CHALLENGE:
Reproduce every entry exactly, without alteration.

┌──

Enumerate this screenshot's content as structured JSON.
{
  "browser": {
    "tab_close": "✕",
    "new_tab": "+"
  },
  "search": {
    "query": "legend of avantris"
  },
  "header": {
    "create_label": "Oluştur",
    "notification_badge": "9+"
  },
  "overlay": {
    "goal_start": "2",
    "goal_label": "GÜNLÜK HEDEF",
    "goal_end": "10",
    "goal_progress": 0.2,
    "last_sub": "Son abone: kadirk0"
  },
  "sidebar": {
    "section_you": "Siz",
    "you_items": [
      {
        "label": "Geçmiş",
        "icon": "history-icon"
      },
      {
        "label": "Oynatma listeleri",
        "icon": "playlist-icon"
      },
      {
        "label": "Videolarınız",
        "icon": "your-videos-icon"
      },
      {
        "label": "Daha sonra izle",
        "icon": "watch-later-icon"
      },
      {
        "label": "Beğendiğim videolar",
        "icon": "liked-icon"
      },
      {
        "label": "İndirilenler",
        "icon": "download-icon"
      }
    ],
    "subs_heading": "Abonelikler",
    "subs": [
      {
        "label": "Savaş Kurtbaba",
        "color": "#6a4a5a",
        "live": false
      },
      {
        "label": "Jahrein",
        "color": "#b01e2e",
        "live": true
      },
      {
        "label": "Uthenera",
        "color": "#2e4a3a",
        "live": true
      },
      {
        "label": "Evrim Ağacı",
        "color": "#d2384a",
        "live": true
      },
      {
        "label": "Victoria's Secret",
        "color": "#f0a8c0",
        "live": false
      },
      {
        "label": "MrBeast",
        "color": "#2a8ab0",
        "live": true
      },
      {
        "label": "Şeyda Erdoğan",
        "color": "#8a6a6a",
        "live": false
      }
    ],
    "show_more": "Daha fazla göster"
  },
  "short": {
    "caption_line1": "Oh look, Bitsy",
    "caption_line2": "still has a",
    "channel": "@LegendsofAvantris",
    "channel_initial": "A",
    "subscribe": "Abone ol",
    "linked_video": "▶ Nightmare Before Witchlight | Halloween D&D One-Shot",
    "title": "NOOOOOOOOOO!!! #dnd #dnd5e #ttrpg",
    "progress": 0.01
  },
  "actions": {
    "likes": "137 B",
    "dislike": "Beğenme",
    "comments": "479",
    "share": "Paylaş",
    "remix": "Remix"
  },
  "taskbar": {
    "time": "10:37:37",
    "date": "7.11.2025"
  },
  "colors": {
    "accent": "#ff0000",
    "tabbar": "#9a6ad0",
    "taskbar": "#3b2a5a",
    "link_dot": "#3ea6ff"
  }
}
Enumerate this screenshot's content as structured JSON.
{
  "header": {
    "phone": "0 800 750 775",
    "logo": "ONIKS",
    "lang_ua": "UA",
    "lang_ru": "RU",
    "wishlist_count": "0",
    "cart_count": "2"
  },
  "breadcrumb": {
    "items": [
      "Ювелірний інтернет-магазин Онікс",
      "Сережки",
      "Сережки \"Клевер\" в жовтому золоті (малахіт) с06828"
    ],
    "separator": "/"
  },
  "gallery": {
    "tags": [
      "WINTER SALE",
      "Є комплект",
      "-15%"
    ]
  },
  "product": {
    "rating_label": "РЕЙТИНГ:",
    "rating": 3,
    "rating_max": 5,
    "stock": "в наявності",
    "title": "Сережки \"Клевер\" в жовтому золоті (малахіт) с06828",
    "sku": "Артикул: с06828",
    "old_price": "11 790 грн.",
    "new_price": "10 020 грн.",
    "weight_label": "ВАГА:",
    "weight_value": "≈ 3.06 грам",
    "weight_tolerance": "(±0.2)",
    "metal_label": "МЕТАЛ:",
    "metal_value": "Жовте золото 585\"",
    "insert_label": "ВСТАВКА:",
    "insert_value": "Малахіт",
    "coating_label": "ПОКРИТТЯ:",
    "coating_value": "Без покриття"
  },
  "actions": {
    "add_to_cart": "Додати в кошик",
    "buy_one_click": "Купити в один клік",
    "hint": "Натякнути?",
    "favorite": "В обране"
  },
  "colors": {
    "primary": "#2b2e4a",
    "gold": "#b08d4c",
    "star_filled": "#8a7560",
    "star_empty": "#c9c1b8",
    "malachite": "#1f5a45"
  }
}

└──

FINISHED ANSWER:
Enumerate this screenshot's content as structured JSON.
{
  "browser": {
    "tab_close": "✕",
    "new_tab": "+"
  },
  "search": {
    "query": "legend of avantris"
  },
  "header": {
    "create_label": "Oluştur",
    "notification_badge": "9+"
  },
  "overlay": {
    "goal_start": "2",
    "goal_label": "GÜNLÜK HEDEF",
    "goal_end": "10",
    "goal_progress": 0.2,
    "last_sub": "Son abone: kadirk0"
  },
  "sidebar": {
    "section_you": "Siz",
    "you_items": [
      {
        "label": "Geçmiş",
        "icon": "history-icon"
      },
      {
        "label": "Oynatma listeleri",
        "icon": "playlist-icon"
      },
      {
        "label": "Videolarınız",
        "icon": "your-videos-icon"
      },
      {
        "label": "Daha sonra izle",
        "icon": "watch-later-icon"
      },
      {
        "label": "Beğendiğim videolar",
        "icon": "liked-icon"
      },
      {
        "label": "İndirilenler",
        "icon": "download-icon"
      }
    ],
    "subs_heading": "Abonelikler",
    "subs": [
      {
        "label": "Savaş Kurtbaba",
        "color": "#6a4a5a",
        "live": false
      },
      {
        "label": "Jahrein",
        "color": "#b01e2e",
        "live": true
      },
      {
        "label": "Uthenera",
        "color": "#2e4a3a",
        "live": true
      },
      {
        "label": "Evrim Ağacı",
        "color": "#d2384a",
        "live": true
      },
      {
        "label": "Victoria's Secret",
        "color": "#f0a8c0",
        "live": false
      },
      {
        "label": "MrBeast",
        "color": "#2a8ab0",
        "live": true
      },
      {
        "label": "Şeyda Erdoğan",
        "color": "#8a6a6a",
        "live": false
      }
    ],
    "show_more": "Daha fazla göster"
  },
  "short": {
    "caption_line1": "Oh look, Bitsy",
    "caption_line2": "still has a",
    "channel": "@LegendsofAvantris",
    "channel_initial": "A",
    "subscribe": "Abone ol",
    "linked_video": "▶ Nightmare Before Witchlight | Halloween D&D One-Shot",
    "title": "NOOOOOOOOOO!!! #dnd #dnd5e #ttrpg",
    "progress": 0.01
  },
  "actions": {
    "likes": "137 B",
    "dislike": "Beğenme",
    "comments": "479",
    "share": "Paylaş",
    "remix": "Remix"
  },
  "taskbar": {
    "time": "10:37:37",
    "date": "7.11.2025"
  },
  "colors": {
    "accent": "#ff0000",
    "tabbar": "#9a6ad0",
    "taskbar": "#3b2a5a",
    "link_dot": "#3ea6ff"
  }
}
Enumerate this screenshot's content as structured JSON.
{
  "header": {
    "phone": "0 800 750 775",
    "logo": "ONIKS",
    "lang_ua": "UA",
    "lang_ru": "RU",
    "wishlist_count": "0",
    "cart_count": "2"
  },
  "breadcrumb": {
    "items": [
      "Ювелірний інтернет-магазин Онікс",
      "Сережки",
      "Сережки \"Клевер\" в жовтому золоті (малахіт) с06828"
    ],
    "separator": "/"
  },
  "gallery": {
    "tags": [
      "WINTER SALE",
      "Є комплект",
      "-15%"
    ]
  },
  "product": {
    "rating_label": "РЕЙТИНГ:",
    "rating": 3,
    "rating_max": 5,
    "stock": "в наявності",
    "title": "Сережки \"Клевер\" в жовтому золоті (малахіт) с06828",
    "sku": "Артикул: с06828",
    "old_price": "11 790 грн.",
    "new_price": "10 020 грн.",
    "weight_label": "ВАГА:",
    "weight_value": "≈ 3.06 грам",
    "weight_tolerance": "(±0.2)",
    "metal_label": "МЕТАЛ:",
    "metal_value": "Жовте золото 585\"",
    "insert_label": "ВСТАВКА:",
    "insert_value": "Малахіт",
    "coating_label": "ПОКРИТТЯ:",
    "coating_value": "Без покриття"
  },
  "actions": {
    "add_to_cart": "Додати в кошик",
    "buy_one_click": "Купити в один клік",
    "hint": "Натякнути?",
    "favorite": "В обране"
  },
  "colors": {
    "primary": "#2b2e4a",
    "gold": "#b08d4c",
    "star_filled": "#8a7560",
    "star_empty": "#c9c1b8",
    "malachite": "#1f5a45"
  }
}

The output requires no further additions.